_SET TASK_: Pick out each line of the records in which the word "document" appears.

_EXTRACTED ENTRIES_:
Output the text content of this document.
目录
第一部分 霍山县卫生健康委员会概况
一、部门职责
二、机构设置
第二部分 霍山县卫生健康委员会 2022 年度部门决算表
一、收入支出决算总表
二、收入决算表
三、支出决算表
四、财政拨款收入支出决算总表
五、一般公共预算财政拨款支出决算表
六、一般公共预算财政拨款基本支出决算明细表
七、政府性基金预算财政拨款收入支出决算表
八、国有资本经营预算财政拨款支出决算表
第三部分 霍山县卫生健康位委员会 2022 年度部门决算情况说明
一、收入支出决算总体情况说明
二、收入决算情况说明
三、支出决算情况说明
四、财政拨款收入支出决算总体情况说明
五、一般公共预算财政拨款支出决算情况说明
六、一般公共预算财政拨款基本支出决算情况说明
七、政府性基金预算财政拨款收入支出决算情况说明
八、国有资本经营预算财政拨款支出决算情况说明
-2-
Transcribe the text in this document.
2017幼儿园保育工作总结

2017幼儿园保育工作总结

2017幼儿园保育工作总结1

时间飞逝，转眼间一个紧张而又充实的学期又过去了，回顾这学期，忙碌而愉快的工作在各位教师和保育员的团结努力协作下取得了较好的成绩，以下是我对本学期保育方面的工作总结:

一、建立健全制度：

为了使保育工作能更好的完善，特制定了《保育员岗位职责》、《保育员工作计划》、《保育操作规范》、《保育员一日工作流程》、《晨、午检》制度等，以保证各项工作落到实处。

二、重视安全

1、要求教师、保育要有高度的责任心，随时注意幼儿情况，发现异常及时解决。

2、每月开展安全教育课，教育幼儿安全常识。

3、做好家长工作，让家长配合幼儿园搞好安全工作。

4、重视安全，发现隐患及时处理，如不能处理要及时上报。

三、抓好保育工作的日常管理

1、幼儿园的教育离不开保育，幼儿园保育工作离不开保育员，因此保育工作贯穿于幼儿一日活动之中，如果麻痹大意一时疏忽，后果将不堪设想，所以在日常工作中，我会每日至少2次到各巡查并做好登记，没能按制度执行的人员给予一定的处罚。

_CORRECT RESULT_:
Output the text content of this document.
Transcribe the text in this document.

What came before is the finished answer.